[Stored rows]
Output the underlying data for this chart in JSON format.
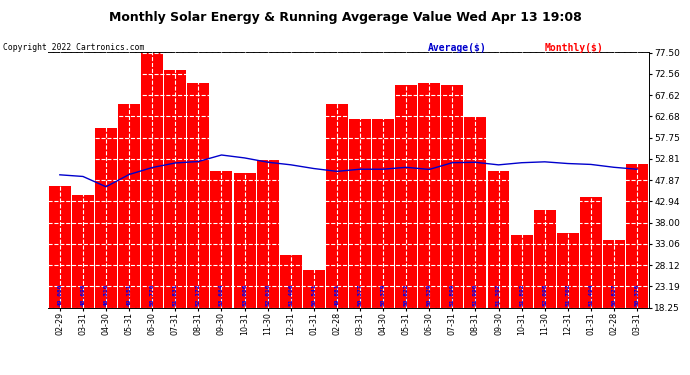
{
  "title": "Monthly Solar Energy & Running Avgerage Value Wed Apr 13 19:08",
  "copyright": "Copyright 2022 Cartronics.com",
  "categories": [
    "02-29",
    "03-31",
    "04-30",
    "05-31",
    "06-30",
    "07-31",
    "08-31",
    "09-30",
    "10-31",
    "11-30",
    "12-31",
    "01-31",
    "02-28",
    "03-31",
    "04-30",
    "05-31",
    "06-30",
    "07-31",
    "08-31",
    "09-30",
    "10-31",
    "11-30",
    "12-31",
    "01-31",
    "02-28",
    "03-31"
  ],
  "bar_values": [
    46.5,
    44.5,
    60.0,
    65.5,
    77.5,
    73.5,
    70.5,
    50.0,
    49.5,
    52.5,
    30.5,
    27.0,
    65.5,
    62.0,
    62.0,
    70.0,
    70.5,
    70.0,
    62.5,
    50.0,
    35.0,
    41.0,
    35.5,
    44.0,
    34.0,
    51.5
  ],
  "avg_values": [
    49.08,
    48.698,
    46.31,
    49.151,
    50.77,
    51.831,
    52.172,
    53.684,
    53.006,
    52.01,
    51.406,
    50.541,
    49.881,
    50.377,
    50.379,
    50.822,
    50.329,
    51.899,
    51.99,
    51.392,
    51.892,
    52.098,
    51.702,
    51.494,
    50.827,
    50.376
  ],
  "bar_color": "#ff0000",
  "avg_color": "#0000cc",
  "label_color": "#0000ee",
  "background_color": "#ffffff",
  "yticks": [
    18.25,
    23.19,
    28.12,
    33.06,
    38.0,
    42.94,
    47.87,
    52.81,
    57.75,
    62.68,
    67.62,
    72.56,
    77.5
  ],
  "ymin": 18.25,
  "ymax": 77.5,
  "legend_avg_label": "Average($)",
  "legend_monthly_label": "Monthly($)"
}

[The problem] Pick out the lines containing the string "Monthly" and show them.

[Response to this task]
  "title": "Monthly Solar Energy & Running Avgerage Value Wed Apr 13 19:08",
  "legend_monthly_label": "Monthly($)"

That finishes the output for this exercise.